>> START PROVIDED RECORDS
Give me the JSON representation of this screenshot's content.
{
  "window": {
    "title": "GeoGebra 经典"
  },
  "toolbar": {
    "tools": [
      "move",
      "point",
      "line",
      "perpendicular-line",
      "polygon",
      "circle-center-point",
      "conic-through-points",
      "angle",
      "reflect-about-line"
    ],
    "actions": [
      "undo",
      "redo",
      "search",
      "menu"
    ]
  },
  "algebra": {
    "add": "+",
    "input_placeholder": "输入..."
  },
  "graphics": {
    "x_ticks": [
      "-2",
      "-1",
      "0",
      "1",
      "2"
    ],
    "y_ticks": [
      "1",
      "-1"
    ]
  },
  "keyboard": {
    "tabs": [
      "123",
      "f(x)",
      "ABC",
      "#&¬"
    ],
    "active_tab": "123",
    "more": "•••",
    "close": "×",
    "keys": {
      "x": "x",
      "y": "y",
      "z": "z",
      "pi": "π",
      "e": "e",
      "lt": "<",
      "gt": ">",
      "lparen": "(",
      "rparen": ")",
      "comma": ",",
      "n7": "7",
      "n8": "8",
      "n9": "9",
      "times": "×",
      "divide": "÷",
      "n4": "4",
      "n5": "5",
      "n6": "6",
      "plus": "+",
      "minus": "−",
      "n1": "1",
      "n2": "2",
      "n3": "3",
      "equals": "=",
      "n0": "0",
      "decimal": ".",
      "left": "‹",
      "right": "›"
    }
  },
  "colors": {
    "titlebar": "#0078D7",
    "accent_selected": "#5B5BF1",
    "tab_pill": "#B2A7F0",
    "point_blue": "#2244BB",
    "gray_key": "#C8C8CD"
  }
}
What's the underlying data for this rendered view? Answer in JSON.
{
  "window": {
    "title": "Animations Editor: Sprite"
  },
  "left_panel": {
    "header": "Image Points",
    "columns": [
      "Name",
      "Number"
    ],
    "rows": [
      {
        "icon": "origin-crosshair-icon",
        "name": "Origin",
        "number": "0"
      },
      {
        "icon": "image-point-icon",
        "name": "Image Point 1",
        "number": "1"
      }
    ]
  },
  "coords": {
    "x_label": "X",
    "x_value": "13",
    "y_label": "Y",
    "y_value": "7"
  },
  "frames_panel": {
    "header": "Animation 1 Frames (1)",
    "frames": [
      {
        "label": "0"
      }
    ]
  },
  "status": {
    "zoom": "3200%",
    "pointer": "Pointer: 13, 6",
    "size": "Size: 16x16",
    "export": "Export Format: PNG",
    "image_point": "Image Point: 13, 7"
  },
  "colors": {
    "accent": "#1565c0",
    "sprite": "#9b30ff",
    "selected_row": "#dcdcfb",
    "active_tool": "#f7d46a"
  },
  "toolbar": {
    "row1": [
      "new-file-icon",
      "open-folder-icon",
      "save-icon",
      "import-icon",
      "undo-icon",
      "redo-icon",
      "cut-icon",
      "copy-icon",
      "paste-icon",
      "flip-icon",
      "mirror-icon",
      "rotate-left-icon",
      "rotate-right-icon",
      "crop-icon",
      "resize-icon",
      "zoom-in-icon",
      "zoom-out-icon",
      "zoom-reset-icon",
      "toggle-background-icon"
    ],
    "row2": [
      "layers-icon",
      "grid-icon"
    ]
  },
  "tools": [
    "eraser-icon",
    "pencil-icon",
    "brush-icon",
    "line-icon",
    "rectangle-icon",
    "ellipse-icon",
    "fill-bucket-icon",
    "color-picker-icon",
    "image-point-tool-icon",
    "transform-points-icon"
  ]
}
>> END PROVIDED RECORDS
THE PROBLEM — Look through the entries above and report the number of lines that contain "zoom". Write only the number.

THE COMPLETED TASK — 4